Figure collection entries:
#####

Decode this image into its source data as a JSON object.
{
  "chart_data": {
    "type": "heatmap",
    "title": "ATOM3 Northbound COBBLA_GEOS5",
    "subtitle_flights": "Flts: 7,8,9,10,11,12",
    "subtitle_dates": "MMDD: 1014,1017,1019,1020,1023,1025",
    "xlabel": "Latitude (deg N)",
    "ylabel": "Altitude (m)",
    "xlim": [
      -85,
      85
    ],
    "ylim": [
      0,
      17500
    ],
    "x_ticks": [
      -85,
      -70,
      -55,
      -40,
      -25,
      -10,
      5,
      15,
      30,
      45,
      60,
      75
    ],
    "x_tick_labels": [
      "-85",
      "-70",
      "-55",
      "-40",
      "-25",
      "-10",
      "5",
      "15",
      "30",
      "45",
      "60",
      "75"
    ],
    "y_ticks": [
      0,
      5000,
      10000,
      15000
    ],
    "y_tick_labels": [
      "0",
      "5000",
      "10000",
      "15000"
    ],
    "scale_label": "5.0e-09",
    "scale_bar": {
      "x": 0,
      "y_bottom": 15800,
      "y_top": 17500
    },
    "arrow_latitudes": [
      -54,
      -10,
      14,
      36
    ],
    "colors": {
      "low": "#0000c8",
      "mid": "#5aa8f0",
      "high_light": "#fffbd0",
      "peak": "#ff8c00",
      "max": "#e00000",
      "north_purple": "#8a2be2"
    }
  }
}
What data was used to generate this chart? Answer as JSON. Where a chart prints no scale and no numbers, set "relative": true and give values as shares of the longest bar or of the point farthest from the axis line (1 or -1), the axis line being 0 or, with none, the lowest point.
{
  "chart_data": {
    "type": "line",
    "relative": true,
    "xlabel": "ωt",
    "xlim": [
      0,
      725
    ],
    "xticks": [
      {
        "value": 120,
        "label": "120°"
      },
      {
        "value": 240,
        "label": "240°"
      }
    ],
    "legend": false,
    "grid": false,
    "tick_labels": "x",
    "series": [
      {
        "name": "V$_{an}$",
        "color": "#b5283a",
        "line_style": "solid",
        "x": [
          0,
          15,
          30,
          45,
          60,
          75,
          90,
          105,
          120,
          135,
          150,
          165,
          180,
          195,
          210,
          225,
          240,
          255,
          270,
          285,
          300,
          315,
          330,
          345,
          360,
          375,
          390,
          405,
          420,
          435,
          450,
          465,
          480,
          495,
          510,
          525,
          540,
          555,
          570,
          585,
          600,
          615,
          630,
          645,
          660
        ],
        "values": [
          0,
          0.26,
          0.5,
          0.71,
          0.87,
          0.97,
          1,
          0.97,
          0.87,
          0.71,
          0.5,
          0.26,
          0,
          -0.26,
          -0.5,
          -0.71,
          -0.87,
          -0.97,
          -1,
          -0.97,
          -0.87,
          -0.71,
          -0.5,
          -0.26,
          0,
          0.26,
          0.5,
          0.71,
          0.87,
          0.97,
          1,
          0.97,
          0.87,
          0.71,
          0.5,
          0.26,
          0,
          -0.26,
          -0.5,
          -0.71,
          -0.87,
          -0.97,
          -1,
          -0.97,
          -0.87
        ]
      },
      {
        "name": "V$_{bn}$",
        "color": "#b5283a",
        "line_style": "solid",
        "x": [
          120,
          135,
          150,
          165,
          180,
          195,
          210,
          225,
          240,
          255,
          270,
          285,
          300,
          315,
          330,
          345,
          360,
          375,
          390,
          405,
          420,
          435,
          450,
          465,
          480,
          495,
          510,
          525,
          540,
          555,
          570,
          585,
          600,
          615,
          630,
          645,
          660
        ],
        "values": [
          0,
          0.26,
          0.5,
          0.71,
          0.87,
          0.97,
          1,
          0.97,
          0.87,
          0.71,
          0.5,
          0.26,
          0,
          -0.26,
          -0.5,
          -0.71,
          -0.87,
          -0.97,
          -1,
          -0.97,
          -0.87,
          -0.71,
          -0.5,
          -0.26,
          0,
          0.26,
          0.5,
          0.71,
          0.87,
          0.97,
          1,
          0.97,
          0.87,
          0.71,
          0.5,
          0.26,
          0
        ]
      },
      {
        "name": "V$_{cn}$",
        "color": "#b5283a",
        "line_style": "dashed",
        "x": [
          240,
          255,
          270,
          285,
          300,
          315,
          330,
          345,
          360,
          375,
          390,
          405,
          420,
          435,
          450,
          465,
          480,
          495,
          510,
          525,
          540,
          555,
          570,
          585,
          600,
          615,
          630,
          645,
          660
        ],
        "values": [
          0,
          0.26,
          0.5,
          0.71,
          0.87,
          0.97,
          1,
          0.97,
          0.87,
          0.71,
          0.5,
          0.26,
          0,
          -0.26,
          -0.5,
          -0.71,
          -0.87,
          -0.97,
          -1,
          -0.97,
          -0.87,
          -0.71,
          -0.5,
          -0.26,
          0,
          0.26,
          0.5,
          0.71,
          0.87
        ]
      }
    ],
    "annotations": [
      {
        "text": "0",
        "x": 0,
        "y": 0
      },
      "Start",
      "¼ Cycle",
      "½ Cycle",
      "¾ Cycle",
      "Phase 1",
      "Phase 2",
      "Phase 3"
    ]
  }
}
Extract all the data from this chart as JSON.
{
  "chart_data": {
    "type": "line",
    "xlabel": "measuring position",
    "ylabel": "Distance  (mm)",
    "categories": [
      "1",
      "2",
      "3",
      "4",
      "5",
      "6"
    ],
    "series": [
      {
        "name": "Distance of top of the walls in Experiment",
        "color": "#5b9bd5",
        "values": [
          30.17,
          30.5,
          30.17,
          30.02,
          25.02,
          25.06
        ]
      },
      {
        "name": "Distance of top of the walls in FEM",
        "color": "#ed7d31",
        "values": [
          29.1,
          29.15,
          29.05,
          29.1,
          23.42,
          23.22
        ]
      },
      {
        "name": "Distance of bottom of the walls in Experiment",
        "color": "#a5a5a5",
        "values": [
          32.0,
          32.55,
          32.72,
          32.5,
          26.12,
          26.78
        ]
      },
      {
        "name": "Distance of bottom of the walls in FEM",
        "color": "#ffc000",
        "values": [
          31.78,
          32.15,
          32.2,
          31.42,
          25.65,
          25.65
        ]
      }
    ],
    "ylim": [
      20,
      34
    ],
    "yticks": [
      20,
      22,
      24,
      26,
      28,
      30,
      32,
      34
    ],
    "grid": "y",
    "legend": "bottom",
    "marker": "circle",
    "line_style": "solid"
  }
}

#####

> TASK DIRECTIONS:
Retype the entries exactly, including every line.

> REPLY TO THE TASK:
Decode this image into its source data as a JSON object.
{
  "chart_data": {
    "type": "heatmap",
    "title": "ATOM3 Northbound COBBLA_GEOS5",
    "subtitle_flights": "Flts: 7,8,9,10,11,12",
    "subtitle_dates": "MMDD: 1014,1017,1019,1020,1023,1025",
    "xlabel": "Latitude (deg N)",
    "ylabel": "Altitude (m)",
    "xlim": [
      -85,
      85
    ],
    "ylim": [
      0,
      17500
    ],
    "x_ticks": [
      -85,
      -70,
      -55,
      -40,
      -25,
      -10,
      5,
      15,
      30,
      45,
      60,
      75
    ],
    "x_tick_labels": [
      "-85",
      "-70",
      "-55",
      "-40",
      "-25",
      "-10",
      "5",
      "15",
      "30",
      "45",
      "60",
      "75"
    ],
    "y_ticks": [
      0,
      5000,
      10000,
      15000
    ],
    "y_tick_labels": [
      "0",
      "5000",
      "10000",
      "15000"
    ],
    "scale_label": "5.0e-09",
    "scale_bar": {
      "x": 0,
      "y_bottom": 15800,
      "y_top": 17500
    },
    "arrow_latitudes": [
      -54,
      -10,
      14,
      36
    ],
    "colors": {
      "low": "#0000c8",
      "mid": "#5aa8f0",
      "high_light": "#fffbd0",
      "peak": "#ff8c00",
      "max": "#e00000",
      "north_purple": "#8a2be2"
    }
  }
}
What data was used to generate this chart? Answer as JSON. Where a chart prints no scale and no numbers, set "relative": true and give values as shares of the longest bar or of the point farthest from the axis line (1 or -1), the axis line being 0 or, with none, the lowest point.
{
  "chart_data": {
    "type": "line",
    "relative": true,
    "xlabel": "ωt",
    "xlim": [
      0,
      725
    ],
    "xticks": [
      {
        "value": 120,
        "label": "120°"
      },
      {
        "value": 240,
        "label": "240°"
      }
    ],
    "legend": false,
    "grid": false,
    "tick_labels": "x",
    "series": [
      {
        "name": "V$_{an}$",
        "color": "#b5283a",
        "line_style": "solid",
        "x": [
          0,
          15,
          30,
          45,
          60,
          75,
          90,
          105,
          120,
          135,
          150,
          165,
          180,
          195,
          210,
          225,
          240,
          255,
          270,
          285,
          300,
          315,
          330,
          345,
          360,
          375,
          390,
          405,
          420,
          435,
          450,
          465,
          480,
          495,
          510,
          525,
          540,
          555,
          570,
          585,
          600,
          615,
          630,
          645,
          660
        ],
        "values": [
          0,
          0.26,
          0.5,
          0.71,
          0.87,
          0.97,
          1,
          0.97,
          0.87,
          0.71,
          0.5,
          0.26,
          0,
          -0.26,
          -0.5,
          -0.71,
          -0.87,
          -0.97,
          -1,
          -0.97,
          -0.87,
          -0.71,
          -0.5,
          -0.26,
          0,
          0.26,
          0.5,
          0.71,
          0.87,
          0.97,
          1,
          0.97,
          0.87,
          0.71,
          0.5,
          0.26,
          0,
          -0.26,
          -0.5,
          -0.71,
          -0.87,
          -0.97,
          -1,
          -0.97,
          -0.87
        ]
      },
      {
        "name": "V$_{bn}$",
        "color": "#b5283a",
        "line_style": "solid",
        "x": [
          120,
          135,
          150,
          165,
          180,
          195,
          210,
          225,
          240,
          255,
          270,
          285,
          300,
          315,
          330,
          345,
          360,
          375,
          390,
          405,
          420,
          435,
          450,
          465,
          480,
          495,
          510,
          525,
          540,
          555,
          570,
          585,
          600,
          615,
          630,
          645,
          660
        ],
        "values": [
          0,
          0.26,
          0.5,
          0.71,
          0.87,
          0.97,
          1,
          0.97,
          0.87,
          0.71,
          0.5,
          0.26,
          0,
          -0.26,
          -0.5,
          -0.71,
          -0.87,
          -0.97,
          -1,
          -0.97,
          -0.87,
          -0.71,
          -0.5,
          -0.26,
          0,
          0.26,
          0.5,
          0.71,
          0.87,
          0.97,
          1,
          0.97,
          0.87,
          0.71,
          0.5,
          0.26,
          0
        ]
      },
      {
        "name": "V$_{cn}$",
        "color": "#b5283a",
        "line_style": "dashed",
        "x": [
          240,
          255,
          270,
          285,
          300,
          315,
          330,
          345,
          360,
          375,
          390,
          405,
          420,
          435,
          450,
          465,
          480,
          495,
          510,
          525,
          540,
          555,
          570,
          585,
          600,
          615,
          630,
          645,
          660
        ],
        "values": [
          0,
          0.26,
          0.5,
          0.71,
          0.87,
          0.97,
          1,
          0.97,
          0.87,
          0.71,
          0.5,
          0.26,
          0,
          -0.26,
          -0.5,
          -0.71,
          -0.87,
          -0.97,
          -1,
          -0.97,
          -0.87,
          -0.71,
          -0.5,
          -0.26,
          0,
          0.26,
          0.5,
          0.71,
          0.87
        ]
      }
    ],
    "annotations": [
      {
        "text": "0",
        "x": 0,
        "y": 0
      },
      "Start",
      "¼ Cycle",
      "½ Cycle",
      "¾ Cycle",
      "Phase 1",
      "Phase 2",
      "Phase 3"
    ]
  }
}
Extract all the data from this chart as JSON.
{
  "chart_data": {
    "type": "line",
    "xlabel": "measuring position",
    "ylabel": "Distance  (mm)",
    "categories": [
      "1",
      "2",
      "3",
      "4",
      "5",
      "6"
    ],
    "series": [
      {
        "name": "Distance of top of the walls in Experiment",
        "color": "#5b9bd5",
        "values": [
          30.17,
          30.5,
          30.17,
          30.02,
          25.02,
          25.06
        ]
      },
      {
        "name": "Distance of top of the walls in FEM",
        "color": "#ed7d31",
        "values": [
          29.1,
          29.15,
          29.05,
          29.1,
          23.42,
          23.22
        ]
      },
      {
        "name": "Distance of bottom of the walls in Experiment",
        "color": "#a5a5a5",
        "values": [
          32.0,
          32.55,
          32.72,
          32.5,
          26.12,
          26.78
        ]
      },
      {
        "name": "Distance of bottom of the walls in FEM",
        "color": "#ffc000",
        "values": [
          31.78,
          32.15,
          32.2,
          31.42,
          25.65,
          25.65
        ]
      }
    ],
    "ylim": [
      20,
      34
    ],
    "yticks": [
      20,
      22,
      24,
      26,
      28,
      30,
      32,
      34
    ],
    "grid": "y",
    "legend": "bottom",
    "marker": "circle",
    "line_style": "solid"
  }
}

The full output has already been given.